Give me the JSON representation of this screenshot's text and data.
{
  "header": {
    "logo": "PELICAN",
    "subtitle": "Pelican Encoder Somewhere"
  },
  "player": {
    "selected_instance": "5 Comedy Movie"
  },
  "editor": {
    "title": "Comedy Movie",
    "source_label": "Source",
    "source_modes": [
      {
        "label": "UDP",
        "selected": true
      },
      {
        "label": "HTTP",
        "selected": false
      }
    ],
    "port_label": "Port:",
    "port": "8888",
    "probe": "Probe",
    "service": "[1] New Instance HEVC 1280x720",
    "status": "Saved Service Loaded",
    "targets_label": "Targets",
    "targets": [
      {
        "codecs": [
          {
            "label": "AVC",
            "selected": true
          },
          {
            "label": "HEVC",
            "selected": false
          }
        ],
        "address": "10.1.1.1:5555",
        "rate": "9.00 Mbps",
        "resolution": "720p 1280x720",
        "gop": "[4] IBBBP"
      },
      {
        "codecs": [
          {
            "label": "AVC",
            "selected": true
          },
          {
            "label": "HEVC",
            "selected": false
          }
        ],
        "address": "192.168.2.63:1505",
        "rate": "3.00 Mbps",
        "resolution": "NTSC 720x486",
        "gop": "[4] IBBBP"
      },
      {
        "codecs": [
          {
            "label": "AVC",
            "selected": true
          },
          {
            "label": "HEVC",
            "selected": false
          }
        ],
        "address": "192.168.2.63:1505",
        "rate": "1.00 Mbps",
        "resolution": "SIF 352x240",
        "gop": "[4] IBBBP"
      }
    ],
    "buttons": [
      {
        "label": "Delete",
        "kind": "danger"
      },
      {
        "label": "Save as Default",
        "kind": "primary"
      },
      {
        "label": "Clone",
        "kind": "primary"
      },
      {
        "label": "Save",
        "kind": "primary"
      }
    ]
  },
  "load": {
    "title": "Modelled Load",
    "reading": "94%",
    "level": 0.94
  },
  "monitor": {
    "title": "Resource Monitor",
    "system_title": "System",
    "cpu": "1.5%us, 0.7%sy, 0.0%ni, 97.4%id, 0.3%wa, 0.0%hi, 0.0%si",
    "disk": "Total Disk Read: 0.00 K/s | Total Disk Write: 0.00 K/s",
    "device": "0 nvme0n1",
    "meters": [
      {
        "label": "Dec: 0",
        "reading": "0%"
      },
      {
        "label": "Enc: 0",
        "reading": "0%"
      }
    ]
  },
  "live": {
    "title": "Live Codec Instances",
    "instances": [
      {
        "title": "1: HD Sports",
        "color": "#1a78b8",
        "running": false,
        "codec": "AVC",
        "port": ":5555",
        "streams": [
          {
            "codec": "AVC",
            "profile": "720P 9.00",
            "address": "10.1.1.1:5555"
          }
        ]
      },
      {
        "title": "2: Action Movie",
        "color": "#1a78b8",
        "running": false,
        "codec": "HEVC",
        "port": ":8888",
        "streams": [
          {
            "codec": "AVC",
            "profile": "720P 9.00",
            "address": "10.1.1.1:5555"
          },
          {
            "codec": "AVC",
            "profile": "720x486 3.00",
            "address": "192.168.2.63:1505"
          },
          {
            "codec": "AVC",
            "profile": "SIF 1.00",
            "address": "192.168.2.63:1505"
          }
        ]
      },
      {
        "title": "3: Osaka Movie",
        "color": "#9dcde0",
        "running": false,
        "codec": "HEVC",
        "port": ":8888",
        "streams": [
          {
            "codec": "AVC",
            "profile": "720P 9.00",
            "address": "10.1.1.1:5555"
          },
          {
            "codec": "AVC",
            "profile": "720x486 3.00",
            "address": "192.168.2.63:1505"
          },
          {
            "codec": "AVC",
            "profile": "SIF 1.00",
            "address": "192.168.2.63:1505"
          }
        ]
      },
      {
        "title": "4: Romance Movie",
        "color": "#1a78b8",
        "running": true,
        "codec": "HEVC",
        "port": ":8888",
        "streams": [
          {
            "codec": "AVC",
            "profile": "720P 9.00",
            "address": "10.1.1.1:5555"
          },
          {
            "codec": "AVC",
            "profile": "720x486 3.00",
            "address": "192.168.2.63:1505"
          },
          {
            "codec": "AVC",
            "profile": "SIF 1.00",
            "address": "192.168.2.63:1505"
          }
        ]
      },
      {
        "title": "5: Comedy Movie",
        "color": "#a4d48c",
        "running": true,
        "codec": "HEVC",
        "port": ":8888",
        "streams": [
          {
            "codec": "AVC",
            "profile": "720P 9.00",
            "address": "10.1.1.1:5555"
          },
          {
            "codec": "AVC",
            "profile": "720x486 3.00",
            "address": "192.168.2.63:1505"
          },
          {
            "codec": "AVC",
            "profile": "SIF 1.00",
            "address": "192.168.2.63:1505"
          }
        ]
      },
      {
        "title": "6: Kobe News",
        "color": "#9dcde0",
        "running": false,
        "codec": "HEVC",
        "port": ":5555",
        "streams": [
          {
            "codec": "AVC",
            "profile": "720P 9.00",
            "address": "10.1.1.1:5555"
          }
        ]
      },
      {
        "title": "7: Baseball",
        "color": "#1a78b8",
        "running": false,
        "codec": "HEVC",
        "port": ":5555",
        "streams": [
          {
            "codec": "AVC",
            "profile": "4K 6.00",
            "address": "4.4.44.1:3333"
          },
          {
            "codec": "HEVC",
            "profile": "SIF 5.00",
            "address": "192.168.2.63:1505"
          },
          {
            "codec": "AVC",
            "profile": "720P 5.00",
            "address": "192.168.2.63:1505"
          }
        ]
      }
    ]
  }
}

To be done
Set down all of the records shown above once more, exactly.

Answer to this problem
Give me the JSON representation of this screenshot's text and data.
{
  "header": {
    "logo": "PELICAN",
    "subtitle": "Pelican Encoder Somewhere"
  },
  "player": {
    "selected_instance": "5 Comedy Movie"
  },
  "editor": {
    "title": "Comedy Movie",
    "source_label": "Source",
    "source_modes": [
      {
        "label": "UDP",
        "selected": true
      },
      {
        "label": "HTTP",
        "selected": false
      }
    ],
    "port_label": "Port:",
    "port": "8888",
    "probe": "Probe",
    "service": "[1] New Instance HEVC 1280x720",
    "status": "Saved Service Loaded",
    "targets_label": "Targets",
    "targets": [
      {
        "codecs": [
          {
            "label": "AVC",
            "selected": true
          },
          {
            "label": "HEVC",
            "selected": false
          }
        ],
        "address": "10.1.1.1:5555",
        "rate": "9.00 Mbps",
        "resolution": "720p 1280x720",
        "gop": "[4] IBBBP"
      },
      {
        "codecs": [
          {
            "label": "AVC",
            "selected": true
          },
          {
            "label": "HEVC",
            "selected": false
          }
        ],
        "address": "192.168.2.63:1505",
        "rate": "3.00 Mbps",
        "resolution": "NTSC 720x486",
        "gop": "[4] IBBBP"
      },
      {
        "codecs": [
          {
            "label": "AVC",
            "selected": true
          },
          {
            "label": "HEVC",
            "selected": false
          }
        ],
        "address": "192.168.2.63:1505",
        "rate": "1.00 Mbps",
        "resolution": "SIF 352x240",
        "gop": "[4] IBBBP"
      }
    ],
    "buttons": [
      {
        "label": "Delete",
        "kind": "danger"
      },
      {
        "label": "Save as Default",
        "kind": "primary"
      },
      {
        "label": "Clone",
        "kind": "primary"
      },
      {
        "label": "Save",
        "kind": "primary"
      }
    ]
  },
  "load": {
    "title": "Modelled Load",
    "reading": "94%",
    "level": 0.94
  },
  "monitor": {
    "title": "Resource Monitor",
    "system_title": "System",
    "cpu": "1.5%us, 0.7%sy, 0.0%ni, 97.4%id, 0.3%wa, 0.0%hi, 0.0%si",
    "disk": "Total Disk Read: 0.00 K/s | Total Disk Write: 0.00 K/s",
    "device": "0 nvme0n1",
    "meters": [
      {
        "label": "Dec: 0",
        "reading": "0%"
      },
      {
        "label": "Enc: 0",
        "reading": "0%"
      }
    ]
  },
  "live": {
    "title": "Live Codec Instances",
    "instances": [
      {
        "title": "1: HD Sports",
        "color": "#1a78b8",
        "running": false,
        "codec": "AVC",
        "port": ":5555",
        "streams": [
          {
            "codec": "AVC",
            "profile": "720P 9.00",
            "address": "10.1.1.1:5555"
          }
        ]
      },
      {
        "title": "2: Action Movie",
        "color": "#1a78b8",
        "running": false,
        "codec": "HEVC",
        "port": ":8888",
        "streams": [
          {
            "codec": "AVC",
            "profile": "720P 9.00",
            "address": "10.1.1.1:5555"
          },
          {
            "codec": "AVC",
            "profile": "720x486 3.00",
            "address": "192.168.2.63:1505"
          },
          {
            "codec": "AVC",
            "profile": "SIF 1.00",
            "address": "192.168.2.63:1505"
          }
        ]
      },
      {
        "title": "3: Osaka Movie",
        "color": "#9dcde0",
        "running": false,
        "codec": "HEVC",
        "port": ":8888",
        "streams": [
          {
            "codec": "AVC",
            "profile": "720P 9.00",
            "address": "10.1.1.1:5555"
          },
          {
            "codec": "AVC",
            "profile": "720x486 3.00",
            "address": "192.168.2.63:1505"
          },
          {
            "codec": "AVC",
            "profile": "SIF 1.00",
            "address": "192.168.2.63:1505"
          }
        ]
      },
      {
        "title": "4: Romance Movie",
        "color": "#1a78b8",
        "running": true,
        "codec": "HEVC",
        "port": ":8888",
        "streams": [
          {
            "codec": "AVC",
            "profile": "720P 9.00",
            "address": "10.1.1.1:5555"
          },
          {
            "codec": "AVC",
            "profile": "720x486 3.00",
            "address": "192.168.2.63:1505"
          },
          {
            "codec": "AVC",
            "profile": "SIF 1.00",
            "address": "192.168.2.63:1505"
          }
        ]
      },
      {
        "title": "5: Comedy Movie",
        "color": "#a4d48c",
        "running": true,
        "codec": "HEVC",
        "port": ":8888",
        "streams": [
          {
            "codec": "AVC",
            "profile": "720P 9.00",
            "address": "10.1.1.1:5555"
          },
          {
            "codec": "AVC",
            "profile": "720x486 3.00",
            "address": "192.168.2.63:1505"
          },
          {
            "codec": "AVC",
            "profile": "SIF 1.00",
            "address": "192.168.2.63:1505"
          }
        ]
      },
      {
        "title": "6: Kobe News",
        "color": "#9dcde0",
        "running": false,
        "codec": "HEVC",
        "port": ":5555",
        "streams": [
          {
            "codec": "AVC",
            "profile": "720P 9.00",
            "address": "10.1.1.1:5555"
          }
        ]
      },
      {
        "title": "7: Baseball",
        "color": "#1a78b8",
        "running": false,
        "codec": "HEVC",
        "port": ":5555",
        "streams": [
          {
            "codec": "AVC",
            "profile": "4K 6.00",
            "address": "4.4.44.1:3333"
          },
          {
            "codec": "HEVC",
            "profile": "SIF 5.00",
            "address": "192.168.2.63:1505"
          },
          {
            "codec": "AVC",
            "profile": "720P 5.00",
            "address": "192.168.2.63:1505"
          }
        ]
      }
    ]
  }
}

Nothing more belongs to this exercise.